## GIVEN RECORDS
^^^^^^^^

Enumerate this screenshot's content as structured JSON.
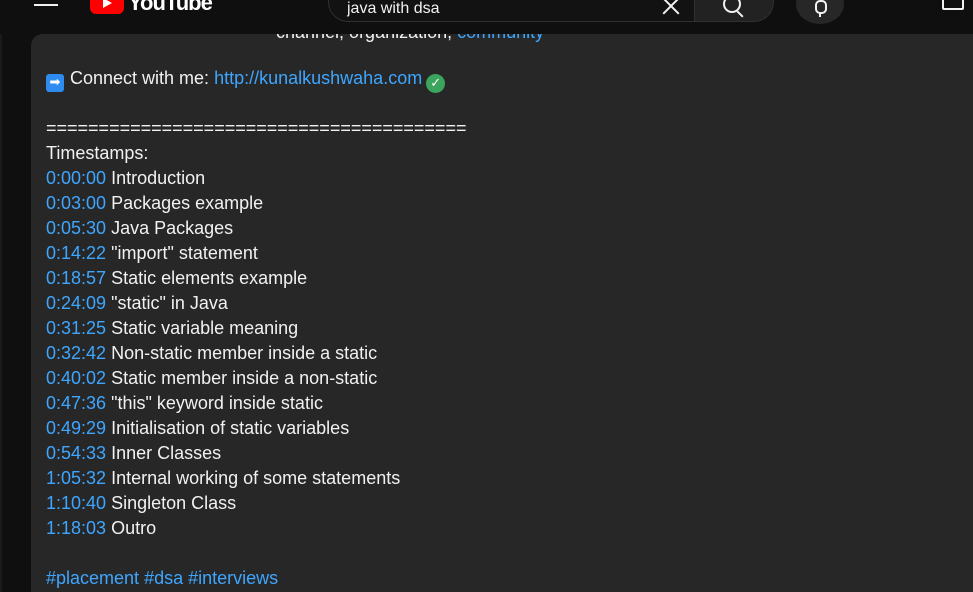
{
  "header": {
    "logo_text": "YouTube",
    "search_value": "java with dsa"
  },
  "description": {
    "cut_off_line_start": "channel, organization, ",
    "cut_off_line_link": "community",
    "connect_label": "Connect with me:",
    "connect_link": "http://kunalkushwaha.com",
    "separator": "========================================",
    "timestamps_heading": "Timestamps:",
    "timestamps": [
      {
        "time": "0:00:00",
        "title": "Introduction"
      },
      {
        "time": "0:03:00",
        "title": "Packages example"
      },
      {
        "time": "0:05:30",
        "title": "Java Packages"
      },
      {
        "time": "0:14:22",
        "title": "\"import\" statement"
      },
      {
        "time": "0:18:57",
        "title": "Static elements example"
      },
      {
        "time": "0:24:09",
        "title": "\"static\" in Java"
      },
      {
        "time": "0:31:25",
        "title": "Static variable meaning"
      },
      {
        "time": "0:32:42",
        "title": "Non-static member inside a static"
      },
      {
        "time": "0:40:02",
        "title": "Static member inside a non-static"
      },
      {
        "time": "0:47:36",
        "title": "\"this\" keyword inside static"
      },
      {
        "time": "0:49:29",
        "title": "Initialisation of static variables"
      },
      {
        "time": "0:54:33",
        "title": "Inner Classes"
      },
      {
        "time": "1:05:32",
        "title": "Internal working of some statements"
      },
      {
        "time": "1:10:40",
        "title": "Singleton Class"
      },
      {
        "time": "1:18:03",
        "title": "Outro"
      }
    ],
    "hashtags": [
      "#placement",
      "#dsa",
      "#interviews"
    ]
  },
  "colors": {
    "link": "#3ea6ff",
    "panel_bg": "#272727",
    "page_bg": "#0f0f0f",
    "check_green": "#3ba55d",
    "arrow_blue": "#2e8cf0"
  },
  "icons": [
    "menu-icon",
    "youtube-logo-icon",
    "clear-icon",
    "search-icon",
    "mic-icon",
    "create-icon",
    "right-arrow-icon",
    "check-mark-icon"
  ]
}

^^^^^^^^

## GIVEN PROBLEM
In the material above, find each line that contains the word "inside", and select it.

## EXERCISE RESULT
        "title": "Non-static member inside a static"
        "title": "Static member inside a non-static"
        "title": "\"this\" keyword inside static"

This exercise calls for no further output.